The exercise >>
Scan the lines below; pull out those with "como".

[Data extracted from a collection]
— START —

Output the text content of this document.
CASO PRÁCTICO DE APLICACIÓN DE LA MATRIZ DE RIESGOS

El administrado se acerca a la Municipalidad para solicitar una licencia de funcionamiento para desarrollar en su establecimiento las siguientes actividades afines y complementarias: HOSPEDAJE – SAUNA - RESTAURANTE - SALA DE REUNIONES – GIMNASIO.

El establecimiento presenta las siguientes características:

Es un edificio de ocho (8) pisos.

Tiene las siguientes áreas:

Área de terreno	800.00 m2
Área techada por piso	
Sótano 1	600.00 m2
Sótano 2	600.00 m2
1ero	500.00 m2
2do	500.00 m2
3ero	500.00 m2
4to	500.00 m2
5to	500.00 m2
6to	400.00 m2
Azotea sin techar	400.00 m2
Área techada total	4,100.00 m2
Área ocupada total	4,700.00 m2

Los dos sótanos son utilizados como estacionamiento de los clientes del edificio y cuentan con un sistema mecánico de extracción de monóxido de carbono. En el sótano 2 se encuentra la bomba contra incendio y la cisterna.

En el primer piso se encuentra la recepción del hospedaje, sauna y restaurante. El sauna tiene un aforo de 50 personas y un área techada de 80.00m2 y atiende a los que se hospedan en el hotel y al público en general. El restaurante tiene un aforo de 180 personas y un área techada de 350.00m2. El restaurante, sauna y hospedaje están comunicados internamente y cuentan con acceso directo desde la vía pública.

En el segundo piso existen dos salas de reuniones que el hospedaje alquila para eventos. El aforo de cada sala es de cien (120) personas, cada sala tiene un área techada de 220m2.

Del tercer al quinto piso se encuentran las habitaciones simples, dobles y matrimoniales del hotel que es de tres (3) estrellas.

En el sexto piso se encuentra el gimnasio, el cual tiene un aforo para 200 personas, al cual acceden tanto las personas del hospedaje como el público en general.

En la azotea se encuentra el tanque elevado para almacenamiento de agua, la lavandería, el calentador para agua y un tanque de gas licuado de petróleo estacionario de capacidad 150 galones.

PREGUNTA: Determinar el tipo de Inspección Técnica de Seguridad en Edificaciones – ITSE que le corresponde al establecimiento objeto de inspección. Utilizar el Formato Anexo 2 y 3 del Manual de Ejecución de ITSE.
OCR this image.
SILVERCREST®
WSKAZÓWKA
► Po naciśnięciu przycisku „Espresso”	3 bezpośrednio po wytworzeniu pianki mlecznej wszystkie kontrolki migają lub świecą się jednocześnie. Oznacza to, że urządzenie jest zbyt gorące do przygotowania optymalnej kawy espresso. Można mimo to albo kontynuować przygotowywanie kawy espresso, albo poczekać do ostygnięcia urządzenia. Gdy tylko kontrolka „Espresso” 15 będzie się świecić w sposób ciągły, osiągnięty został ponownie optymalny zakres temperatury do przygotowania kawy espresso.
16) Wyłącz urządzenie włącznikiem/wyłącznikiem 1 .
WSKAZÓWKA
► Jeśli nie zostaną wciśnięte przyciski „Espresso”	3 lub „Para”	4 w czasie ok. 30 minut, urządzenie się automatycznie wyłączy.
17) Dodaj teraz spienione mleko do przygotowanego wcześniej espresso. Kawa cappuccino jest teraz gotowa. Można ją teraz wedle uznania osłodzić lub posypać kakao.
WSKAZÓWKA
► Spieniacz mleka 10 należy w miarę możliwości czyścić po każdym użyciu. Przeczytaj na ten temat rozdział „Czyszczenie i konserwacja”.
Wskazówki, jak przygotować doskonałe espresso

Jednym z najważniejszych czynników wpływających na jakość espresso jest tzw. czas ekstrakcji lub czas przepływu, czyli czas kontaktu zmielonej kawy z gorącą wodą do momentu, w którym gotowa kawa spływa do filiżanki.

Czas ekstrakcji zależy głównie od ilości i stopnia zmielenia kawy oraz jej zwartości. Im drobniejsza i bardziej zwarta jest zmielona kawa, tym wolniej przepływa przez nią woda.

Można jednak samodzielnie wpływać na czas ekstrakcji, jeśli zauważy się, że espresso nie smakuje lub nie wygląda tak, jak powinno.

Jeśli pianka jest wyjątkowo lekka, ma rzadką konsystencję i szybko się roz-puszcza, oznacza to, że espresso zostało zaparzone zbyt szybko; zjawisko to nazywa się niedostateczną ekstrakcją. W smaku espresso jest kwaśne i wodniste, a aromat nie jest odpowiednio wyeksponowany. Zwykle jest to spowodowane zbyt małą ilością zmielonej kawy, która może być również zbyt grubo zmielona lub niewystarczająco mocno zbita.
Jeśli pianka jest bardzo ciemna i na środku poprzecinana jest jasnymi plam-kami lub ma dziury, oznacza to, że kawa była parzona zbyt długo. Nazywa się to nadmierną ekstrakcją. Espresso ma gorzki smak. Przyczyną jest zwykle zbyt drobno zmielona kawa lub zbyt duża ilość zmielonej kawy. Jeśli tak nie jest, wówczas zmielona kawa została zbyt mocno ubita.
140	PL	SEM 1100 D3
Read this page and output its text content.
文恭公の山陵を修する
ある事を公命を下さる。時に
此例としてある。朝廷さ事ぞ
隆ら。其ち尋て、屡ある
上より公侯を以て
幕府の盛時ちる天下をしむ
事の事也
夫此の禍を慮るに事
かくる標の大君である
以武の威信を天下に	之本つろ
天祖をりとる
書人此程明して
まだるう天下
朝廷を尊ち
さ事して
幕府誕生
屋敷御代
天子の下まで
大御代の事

— END —

Problem solution >>
Los dos sótanos son utilizados como estacionamiento de los clientes del edificio y cuentan con un sistema mecánico de extracción de monóxido de carbono. En el sótano 2 se encuentra la bomba contra incendio y la cisterna.
En el sexto piso se encuentra el gimnasio, el cual tiene un aforo para 200 personas, al cual acceden tanto las personas del hospedaje como el público en general.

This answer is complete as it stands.